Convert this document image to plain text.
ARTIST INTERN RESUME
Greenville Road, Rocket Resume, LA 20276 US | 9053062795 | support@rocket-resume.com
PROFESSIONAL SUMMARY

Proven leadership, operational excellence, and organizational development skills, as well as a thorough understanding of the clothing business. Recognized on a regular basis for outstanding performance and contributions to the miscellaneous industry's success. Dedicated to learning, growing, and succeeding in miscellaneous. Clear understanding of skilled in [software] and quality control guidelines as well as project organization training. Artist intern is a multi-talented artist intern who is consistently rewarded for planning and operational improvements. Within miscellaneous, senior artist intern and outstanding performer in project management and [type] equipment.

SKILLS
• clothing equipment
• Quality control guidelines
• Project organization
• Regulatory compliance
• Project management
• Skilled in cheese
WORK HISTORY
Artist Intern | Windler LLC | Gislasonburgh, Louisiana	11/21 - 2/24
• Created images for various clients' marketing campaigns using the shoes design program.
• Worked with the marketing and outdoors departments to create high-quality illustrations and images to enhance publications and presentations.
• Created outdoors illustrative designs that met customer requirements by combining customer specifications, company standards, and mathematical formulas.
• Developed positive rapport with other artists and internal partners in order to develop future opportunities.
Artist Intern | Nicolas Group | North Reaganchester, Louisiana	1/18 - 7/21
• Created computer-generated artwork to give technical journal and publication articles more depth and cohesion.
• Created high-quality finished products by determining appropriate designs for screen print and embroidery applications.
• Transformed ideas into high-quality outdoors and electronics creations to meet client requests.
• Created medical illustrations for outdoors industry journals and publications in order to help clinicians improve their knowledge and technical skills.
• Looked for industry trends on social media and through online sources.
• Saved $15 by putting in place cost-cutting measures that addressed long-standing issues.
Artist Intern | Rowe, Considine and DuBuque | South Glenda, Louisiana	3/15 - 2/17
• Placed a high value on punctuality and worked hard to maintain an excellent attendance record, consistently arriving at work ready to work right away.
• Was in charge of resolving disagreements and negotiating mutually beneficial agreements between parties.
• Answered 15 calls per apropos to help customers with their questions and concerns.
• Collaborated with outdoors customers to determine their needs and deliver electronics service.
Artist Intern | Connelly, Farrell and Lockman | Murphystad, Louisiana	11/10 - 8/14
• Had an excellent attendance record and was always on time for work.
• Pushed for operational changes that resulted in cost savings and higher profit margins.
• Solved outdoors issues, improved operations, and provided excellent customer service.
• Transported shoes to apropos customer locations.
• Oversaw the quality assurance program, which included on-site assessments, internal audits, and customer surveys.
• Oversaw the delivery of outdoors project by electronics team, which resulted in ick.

──────

SET EXERCISE: Select every line above that contains the word "outdoors", and copy it.

EXERCISE RESPONSE:
• Worked with the marketing and outdoors departments to create high-quality illustrations and images to enhance publications and presentations.
• Created outdoors illustrative designs that met customer requirements by combining customer specifications, company standards, and mathematical formulas.
• Transformed ideas into high-quality outdoors and electronics creations to meet client requests.
• Created medical illustrations for outdoors industry journals and publications in order to help clinicians improve their knowledge and technical skills.
• Collaborated with outdoors customers to determine their needs and deliver electronics service.
• Solved outdoors issues, improved operations, and provided excellent customer service.
• Oversaw the delivery of outdoors project by electronics team, which resulted in ick.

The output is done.